§ **Instruction**: In the following material, identify every line holding the string "color" and return it.

(Source data)
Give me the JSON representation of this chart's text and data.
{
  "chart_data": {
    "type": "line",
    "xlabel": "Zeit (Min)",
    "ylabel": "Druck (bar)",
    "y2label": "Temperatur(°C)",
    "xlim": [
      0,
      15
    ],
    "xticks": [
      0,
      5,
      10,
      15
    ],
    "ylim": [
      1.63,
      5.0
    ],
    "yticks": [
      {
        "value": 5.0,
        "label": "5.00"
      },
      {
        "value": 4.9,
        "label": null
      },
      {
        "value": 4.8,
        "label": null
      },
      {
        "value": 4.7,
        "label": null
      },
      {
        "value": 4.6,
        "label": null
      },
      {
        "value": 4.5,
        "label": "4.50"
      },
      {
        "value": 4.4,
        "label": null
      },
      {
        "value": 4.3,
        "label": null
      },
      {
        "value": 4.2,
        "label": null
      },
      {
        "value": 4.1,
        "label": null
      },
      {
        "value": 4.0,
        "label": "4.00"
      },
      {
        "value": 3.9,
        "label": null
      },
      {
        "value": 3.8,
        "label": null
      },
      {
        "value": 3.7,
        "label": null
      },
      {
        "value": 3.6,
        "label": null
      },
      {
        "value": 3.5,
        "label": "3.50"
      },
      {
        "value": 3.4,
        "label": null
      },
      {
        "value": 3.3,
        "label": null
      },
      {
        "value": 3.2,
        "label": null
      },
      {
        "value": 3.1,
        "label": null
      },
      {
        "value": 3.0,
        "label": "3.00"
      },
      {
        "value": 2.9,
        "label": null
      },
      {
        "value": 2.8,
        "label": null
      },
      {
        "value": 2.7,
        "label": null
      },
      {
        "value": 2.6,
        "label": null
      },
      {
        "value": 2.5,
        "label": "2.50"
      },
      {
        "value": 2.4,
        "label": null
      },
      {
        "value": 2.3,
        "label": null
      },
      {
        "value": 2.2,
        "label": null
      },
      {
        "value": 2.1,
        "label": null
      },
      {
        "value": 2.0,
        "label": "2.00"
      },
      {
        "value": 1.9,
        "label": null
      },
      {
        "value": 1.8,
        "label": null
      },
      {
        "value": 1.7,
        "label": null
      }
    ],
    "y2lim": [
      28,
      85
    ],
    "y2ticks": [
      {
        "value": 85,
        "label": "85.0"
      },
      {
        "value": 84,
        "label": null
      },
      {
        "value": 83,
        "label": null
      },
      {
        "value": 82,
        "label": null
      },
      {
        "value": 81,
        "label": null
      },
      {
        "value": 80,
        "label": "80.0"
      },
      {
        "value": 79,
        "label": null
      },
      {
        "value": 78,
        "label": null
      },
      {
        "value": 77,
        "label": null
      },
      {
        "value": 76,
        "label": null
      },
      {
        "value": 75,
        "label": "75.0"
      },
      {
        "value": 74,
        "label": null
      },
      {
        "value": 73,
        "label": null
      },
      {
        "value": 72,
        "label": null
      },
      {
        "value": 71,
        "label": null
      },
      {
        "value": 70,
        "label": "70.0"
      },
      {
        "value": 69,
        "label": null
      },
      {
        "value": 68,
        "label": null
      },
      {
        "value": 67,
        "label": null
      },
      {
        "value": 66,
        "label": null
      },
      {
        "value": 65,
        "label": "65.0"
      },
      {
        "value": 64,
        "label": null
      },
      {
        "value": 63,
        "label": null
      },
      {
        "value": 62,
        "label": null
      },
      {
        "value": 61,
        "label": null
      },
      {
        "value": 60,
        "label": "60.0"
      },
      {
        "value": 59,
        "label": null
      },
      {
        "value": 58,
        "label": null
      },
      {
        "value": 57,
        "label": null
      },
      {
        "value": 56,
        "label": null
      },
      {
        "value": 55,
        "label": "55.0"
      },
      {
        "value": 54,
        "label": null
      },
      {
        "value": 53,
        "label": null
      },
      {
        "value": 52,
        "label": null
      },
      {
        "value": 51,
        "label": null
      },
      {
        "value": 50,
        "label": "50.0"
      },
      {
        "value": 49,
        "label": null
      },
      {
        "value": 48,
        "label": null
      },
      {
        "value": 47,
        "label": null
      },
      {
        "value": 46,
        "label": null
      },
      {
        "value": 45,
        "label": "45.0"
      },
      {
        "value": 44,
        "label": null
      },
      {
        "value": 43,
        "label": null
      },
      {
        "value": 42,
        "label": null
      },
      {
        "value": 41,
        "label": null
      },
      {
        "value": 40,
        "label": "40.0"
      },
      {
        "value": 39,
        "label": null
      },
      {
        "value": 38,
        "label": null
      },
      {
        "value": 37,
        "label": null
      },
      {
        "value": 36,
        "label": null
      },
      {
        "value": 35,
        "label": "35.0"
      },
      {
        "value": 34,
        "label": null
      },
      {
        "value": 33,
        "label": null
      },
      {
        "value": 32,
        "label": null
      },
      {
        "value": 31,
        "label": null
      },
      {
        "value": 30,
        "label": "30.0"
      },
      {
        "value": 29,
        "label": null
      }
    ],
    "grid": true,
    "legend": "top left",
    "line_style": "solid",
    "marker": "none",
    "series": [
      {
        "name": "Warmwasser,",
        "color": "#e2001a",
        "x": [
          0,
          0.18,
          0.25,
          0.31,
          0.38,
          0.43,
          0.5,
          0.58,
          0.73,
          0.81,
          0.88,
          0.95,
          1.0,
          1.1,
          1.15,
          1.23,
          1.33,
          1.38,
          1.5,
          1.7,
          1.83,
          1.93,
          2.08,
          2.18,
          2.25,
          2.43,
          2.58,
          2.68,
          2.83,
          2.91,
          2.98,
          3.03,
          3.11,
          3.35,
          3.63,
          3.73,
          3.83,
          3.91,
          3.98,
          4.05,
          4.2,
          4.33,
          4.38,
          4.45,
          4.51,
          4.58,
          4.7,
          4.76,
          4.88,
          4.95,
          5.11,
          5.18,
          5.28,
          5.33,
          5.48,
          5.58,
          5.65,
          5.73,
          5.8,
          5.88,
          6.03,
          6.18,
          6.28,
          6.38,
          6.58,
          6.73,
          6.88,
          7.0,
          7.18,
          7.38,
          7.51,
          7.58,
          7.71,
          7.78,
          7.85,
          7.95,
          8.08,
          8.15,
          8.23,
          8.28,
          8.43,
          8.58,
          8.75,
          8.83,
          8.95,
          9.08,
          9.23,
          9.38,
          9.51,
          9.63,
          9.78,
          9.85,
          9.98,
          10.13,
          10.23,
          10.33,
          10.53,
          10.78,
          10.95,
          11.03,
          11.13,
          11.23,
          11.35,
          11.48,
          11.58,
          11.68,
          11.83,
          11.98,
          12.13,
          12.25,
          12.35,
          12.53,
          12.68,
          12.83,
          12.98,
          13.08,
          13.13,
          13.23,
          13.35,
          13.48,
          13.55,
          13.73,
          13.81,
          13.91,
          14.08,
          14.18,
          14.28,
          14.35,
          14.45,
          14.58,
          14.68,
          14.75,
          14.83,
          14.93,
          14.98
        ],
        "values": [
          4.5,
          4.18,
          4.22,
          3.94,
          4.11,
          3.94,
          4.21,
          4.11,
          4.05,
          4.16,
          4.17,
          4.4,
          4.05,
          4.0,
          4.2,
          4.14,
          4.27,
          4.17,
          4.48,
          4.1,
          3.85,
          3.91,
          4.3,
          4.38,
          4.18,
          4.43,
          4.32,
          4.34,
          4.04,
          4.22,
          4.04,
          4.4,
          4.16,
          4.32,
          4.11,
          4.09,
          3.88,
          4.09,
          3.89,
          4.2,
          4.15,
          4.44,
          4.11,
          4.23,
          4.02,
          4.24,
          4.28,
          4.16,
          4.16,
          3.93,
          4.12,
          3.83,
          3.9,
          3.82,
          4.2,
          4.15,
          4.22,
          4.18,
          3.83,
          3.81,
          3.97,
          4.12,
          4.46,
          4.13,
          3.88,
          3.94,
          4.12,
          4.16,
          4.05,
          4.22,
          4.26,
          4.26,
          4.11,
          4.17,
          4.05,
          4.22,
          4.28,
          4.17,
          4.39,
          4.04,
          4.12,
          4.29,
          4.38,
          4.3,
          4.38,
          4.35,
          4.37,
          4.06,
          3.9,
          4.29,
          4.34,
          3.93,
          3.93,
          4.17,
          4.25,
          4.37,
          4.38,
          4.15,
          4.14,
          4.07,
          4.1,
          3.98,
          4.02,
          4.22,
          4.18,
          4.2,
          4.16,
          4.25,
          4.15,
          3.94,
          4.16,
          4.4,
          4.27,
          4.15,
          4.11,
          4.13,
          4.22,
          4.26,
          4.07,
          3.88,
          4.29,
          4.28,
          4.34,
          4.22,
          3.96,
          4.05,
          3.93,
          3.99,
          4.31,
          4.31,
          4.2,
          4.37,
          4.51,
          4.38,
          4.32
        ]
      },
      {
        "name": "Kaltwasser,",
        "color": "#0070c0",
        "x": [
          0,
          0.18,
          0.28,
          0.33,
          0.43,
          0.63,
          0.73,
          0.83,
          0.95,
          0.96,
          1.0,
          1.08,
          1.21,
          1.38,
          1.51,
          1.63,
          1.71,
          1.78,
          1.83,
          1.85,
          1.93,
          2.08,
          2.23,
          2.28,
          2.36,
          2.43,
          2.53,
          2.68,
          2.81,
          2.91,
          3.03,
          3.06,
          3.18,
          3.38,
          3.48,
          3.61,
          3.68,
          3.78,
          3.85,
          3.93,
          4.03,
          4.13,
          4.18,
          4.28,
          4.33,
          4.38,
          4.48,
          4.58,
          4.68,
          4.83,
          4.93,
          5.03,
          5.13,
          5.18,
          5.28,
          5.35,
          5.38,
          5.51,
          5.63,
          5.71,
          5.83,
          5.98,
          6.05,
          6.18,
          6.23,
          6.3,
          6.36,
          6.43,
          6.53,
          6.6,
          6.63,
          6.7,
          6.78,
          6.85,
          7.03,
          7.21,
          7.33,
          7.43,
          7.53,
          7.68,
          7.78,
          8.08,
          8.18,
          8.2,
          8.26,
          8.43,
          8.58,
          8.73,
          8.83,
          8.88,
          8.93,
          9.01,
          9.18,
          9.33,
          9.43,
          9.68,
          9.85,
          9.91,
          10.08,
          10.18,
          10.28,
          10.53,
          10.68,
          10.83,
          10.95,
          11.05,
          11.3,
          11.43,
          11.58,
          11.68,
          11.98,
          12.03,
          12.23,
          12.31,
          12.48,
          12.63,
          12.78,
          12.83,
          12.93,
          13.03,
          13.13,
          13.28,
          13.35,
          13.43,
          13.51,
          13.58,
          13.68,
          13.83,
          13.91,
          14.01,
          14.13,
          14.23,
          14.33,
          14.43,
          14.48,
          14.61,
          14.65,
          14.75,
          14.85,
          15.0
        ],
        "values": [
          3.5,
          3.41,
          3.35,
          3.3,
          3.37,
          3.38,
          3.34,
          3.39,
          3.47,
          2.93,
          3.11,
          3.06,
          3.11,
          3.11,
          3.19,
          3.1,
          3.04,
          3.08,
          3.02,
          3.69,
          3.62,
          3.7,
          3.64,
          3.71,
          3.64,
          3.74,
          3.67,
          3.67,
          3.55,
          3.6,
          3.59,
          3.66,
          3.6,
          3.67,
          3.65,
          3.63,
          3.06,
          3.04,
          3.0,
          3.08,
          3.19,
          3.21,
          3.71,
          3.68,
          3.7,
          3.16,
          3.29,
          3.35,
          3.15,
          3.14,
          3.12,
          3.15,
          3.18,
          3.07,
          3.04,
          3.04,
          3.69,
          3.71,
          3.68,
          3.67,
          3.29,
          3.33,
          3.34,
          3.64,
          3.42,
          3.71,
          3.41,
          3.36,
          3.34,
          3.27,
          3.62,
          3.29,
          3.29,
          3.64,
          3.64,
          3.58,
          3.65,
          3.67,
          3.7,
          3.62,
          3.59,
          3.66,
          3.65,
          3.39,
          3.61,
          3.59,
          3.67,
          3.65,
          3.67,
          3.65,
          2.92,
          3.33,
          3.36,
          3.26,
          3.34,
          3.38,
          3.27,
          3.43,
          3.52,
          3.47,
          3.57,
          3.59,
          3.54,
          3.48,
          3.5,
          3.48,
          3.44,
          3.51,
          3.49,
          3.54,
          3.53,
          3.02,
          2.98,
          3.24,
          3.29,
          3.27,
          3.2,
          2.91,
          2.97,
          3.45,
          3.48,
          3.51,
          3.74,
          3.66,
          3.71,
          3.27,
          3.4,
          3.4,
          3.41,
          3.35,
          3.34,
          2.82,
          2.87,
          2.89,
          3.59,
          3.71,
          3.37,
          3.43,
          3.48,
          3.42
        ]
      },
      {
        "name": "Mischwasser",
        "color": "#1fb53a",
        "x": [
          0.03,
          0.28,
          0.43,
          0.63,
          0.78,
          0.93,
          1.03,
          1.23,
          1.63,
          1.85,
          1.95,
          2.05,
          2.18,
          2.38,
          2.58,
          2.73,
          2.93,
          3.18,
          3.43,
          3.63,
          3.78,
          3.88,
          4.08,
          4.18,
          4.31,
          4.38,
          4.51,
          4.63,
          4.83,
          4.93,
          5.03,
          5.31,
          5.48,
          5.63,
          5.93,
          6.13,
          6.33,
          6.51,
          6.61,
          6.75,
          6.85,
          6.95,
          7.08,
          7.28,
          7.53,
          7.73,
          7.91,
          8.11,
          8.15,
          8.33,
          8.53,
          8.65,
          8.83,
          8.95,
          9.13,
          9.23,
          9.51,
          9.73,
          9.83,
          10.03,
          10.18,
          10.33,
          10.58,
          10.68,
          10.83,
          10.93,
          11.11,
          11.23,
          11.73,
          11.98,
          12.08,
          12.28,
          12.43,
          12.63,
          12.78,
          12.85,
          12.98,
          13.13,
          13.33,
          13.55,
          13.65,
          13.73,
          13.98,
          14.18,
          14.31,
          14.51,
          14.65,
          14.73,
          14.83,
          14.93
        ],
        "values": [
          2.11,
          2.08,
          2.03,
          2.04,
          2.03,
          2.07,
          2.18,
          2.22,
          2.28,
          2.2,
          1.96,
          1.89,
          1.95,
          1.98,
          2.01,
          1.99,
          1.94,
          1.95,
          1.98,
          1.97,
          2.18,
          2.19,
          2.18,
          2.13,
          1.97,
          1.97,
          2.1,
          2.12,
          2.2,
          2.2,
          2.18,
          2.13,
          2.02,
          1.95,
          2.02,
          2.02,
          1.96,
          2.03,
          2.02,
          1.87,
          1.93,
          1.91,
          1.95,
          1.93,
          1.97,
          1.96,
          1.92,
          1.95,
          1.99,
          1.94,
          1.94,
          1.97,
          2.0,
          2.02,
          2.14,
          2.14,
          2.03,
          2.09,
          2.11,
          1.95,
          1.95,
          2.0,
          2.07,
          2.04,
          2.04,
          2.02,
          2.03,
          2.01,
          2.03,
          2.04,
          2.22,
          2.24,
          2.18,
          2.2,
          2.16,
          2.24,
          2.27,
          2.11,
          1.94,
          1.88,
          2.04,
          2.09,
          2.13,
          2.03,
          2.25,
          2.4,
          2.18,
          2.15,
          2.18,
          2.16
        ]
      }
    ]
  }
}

§ **Response**:
        "color": "#e2001a",
        "color": "#0070c0",
        "color": "#1fb53a",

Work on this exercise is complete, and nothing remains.